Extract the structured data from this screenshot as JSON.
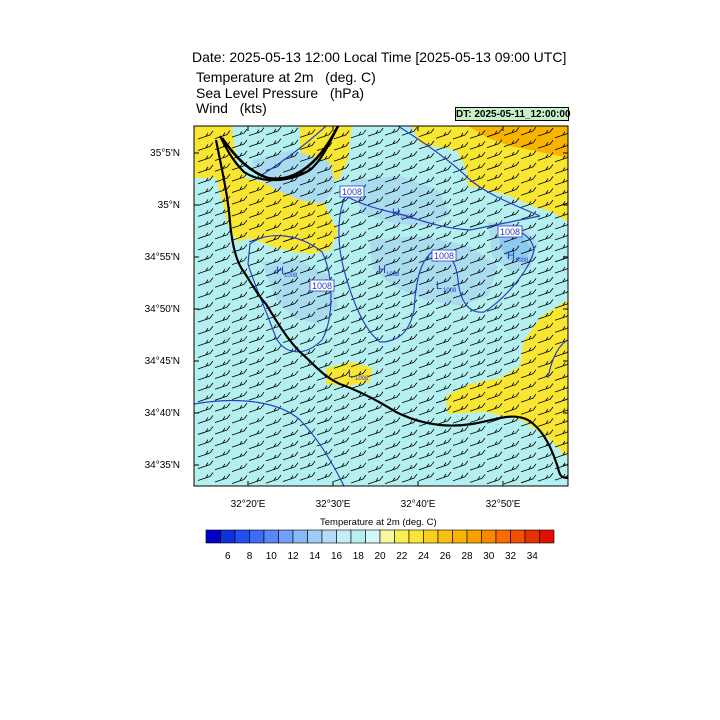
{
  "header": {
    "title": "Date: 2025-05-13  12:00 Local Time [2025-05-13  09:00 UTC]",
    "fields": [
      "Temperature at 2m   (deg. C)",
      "Sea Level Pressure   (hPa)",
      "Wind   (kts)"
    ],
    "dt_badge": "DT: 2025-05-11_12:00:00"
  },
  "map": {
    "lat_ticks": [
      "35°5'N",
      "35°N",
      "34°55'N",
      "34°50'N",
      "34°45'N",
      "34°40'N",
      "34°35'N"
    ],
    "lon_ticks": [
      "32°20'E",
      "32°30'E",
      "32°40'E",
      "32°50'E"
    ],
    "isobar_labels": [
      "1008",
      "1008",
      "1008",
      "1008"
    ],
    "pressure_centers": [
      {
        "type": "H",
        "value": "1008"
      },
      {
        "type": "H",
        "value": "1008"
      },
      {
        "type": "H",
        "value": "1008"
      },
      {
        "type": "H",
        "value": "1008"
      },
      {
        "type": "L",
        "value": "1008"
      },
      {
        "type": "L",
        "value": "1008"
      }
    ],
    "colors": {
      "water": "#b4f0f0",
      "warm": "#f8e632",
      "orange": "#f8b400",
      "light_blue": "#aadcf0",
      "isobar": "#2840c0"
    }
  },
  "colorbar": {
    "title": "Temperature at 2m  (deg. C)",
    "tick_labels": [
      "6",
      "8",
      "10",
      "12",
      "14",
      "16",
      "18",
      "20",
      "22",
      "24",
      "26",
      "28",
      "30",
      "32",
      "34"
    ],
    "colors": [
      "#0000c8",
      "#1030dc",
      "#2050f0",
      "#3c6cf8",
      "#5888f8",
      "#70a0f8",
      "#88b8f8",
      "#a0ccf8",
      "#b4dcf8",
      "#c4ecf8",
      "#b4f0f0",
      "#d0f8f8",
      "#f8f8a0",
      "#f8f050",
      "#f8e632",
      "#f8d020",
      "#f8c010",
      "#f8b400",
      "#f8a000",
      "#f88800",
      "#f86c00",
      "#f05000",
      "#e83000",
      "#e01000"
    ]
  }
}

| WHAT TO DO |
Filter lines by "Temperature" and return each hit.

| FINAL RESULT |
      "Temperature at 2m   (deg. C)",
    "title": "Temperature at 2m  (deg. C)",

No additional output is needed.